== Instructions to follow ==
Quote the entries that follow exactly, leaving none out.

== Listed entries ==
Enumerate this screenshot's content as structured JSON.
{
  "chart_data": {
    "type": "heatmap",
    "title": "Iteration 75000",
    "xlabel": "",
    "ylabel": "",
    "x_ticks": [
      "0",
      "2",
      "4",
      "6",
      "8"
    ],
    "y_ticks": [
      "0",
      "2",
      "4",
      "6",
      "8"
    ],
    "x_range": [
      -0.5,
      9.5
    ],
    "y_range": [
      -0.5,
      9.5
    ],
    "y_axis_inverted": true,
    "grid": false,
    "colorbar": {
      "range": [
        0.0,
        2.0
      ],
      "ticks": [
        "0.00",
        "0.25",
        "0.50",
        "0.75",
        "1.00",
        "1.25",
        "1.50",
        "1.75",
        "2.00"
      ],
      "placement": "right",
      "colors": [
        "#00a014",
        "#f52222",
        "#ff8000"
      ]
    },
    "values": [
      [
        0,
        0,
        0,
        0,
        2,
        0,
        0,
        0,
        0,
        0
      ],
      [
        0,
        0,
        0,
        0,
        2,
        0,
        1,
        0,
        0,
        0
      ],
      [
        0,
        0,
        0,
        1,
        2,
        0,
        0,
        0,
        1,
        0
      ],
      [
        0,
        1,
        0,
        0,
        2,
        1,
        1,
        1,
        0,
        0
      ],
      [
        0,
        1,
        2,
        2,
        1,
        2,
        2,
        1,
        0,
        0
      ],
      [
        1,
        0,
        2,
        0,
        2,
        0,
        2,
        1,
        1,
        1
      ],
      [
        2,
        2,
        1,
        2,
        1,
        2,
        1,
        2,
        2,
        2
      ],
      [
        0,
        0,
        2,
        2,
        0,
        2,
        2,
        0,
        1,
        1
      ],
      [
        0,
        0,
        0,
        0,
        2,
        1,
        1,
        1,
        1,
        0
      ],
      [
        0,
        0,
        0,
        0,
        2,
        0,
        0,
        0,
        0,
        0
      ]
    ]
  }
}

== Solution for this exercise ==
Enumerate this screenshot's content as structured JSON.
{
  "chart_data": {
    "type": "heatmap",
    "title": "Iteration 75000",
    "xlabel": "",
    "ylabel": "",
    "x_ticks": [
      "0",
      "2",
      "4",
      "6",
      "8"
    ],
    "y_ticks": [
      "0",
      "2",
      "4",
      "6",
      "8"
    ],
    "x_range": [
      -0.5,
      9.5
    ],
    "y_range": [
      -0.5,
      9.5
    ],
    "y_axis_inverted": true,
    "grid": false,
    "colorbar": {
      "range": [
        0.0,
        2.0
      ],
      "ticks": [
        "0.00",
        "0.25",
        "0.50",
        "0.75",
        "1.00",
        "1.25",
        "1.50",
        "1.75",
        "2.00"
      ],
      "placement": "right",
      "colors": [
        "#00a014",
        "#f52222",
        "#ff8000"
      ]
    },
    "values": [
      [
        0,
        0,
        0,
        0,
        2,
        0,
        0,
        0,
        0,
        0
      ],
      [
        0,
        0,
        0,
        0,
        2,
        0,
        1,
        0,
        0,
        0
      ],
      [
        0,
        0,
        0,
        1,
        2,
        0,
        0,
        0,
        1,
        0
      ],
      [
        0,
        1,
        0,
        0,
        2,
        1,
        1,
        1,
        0,
        0
      ],
      [
        0,
        1,
        2,
        2,
        1,
        2,
        2,
        1,
        0,
        0
      ],
      [
        1,
        0,
        2,
        0,
        2,
        0,
        2,
        1,
        1,
        1
      ],
      [
        2,
        2,
        1,
        2,
        1,
        2,
        1,
        2,
        2,
        2
      ],
      [
        0,
        0,
        2,
        2,
        0,
        2,
        2,
        0,
        1,
        1
      ],
      [
        0,
        0,
        0,
        0,
        2,
        1,
        1,
        1,
        1,
        0
      ],
      [
        0,
        0,
        0,
        0,
        2,
        0,
        0,
        0,
        0,
        0
      ]
    ]
  }
}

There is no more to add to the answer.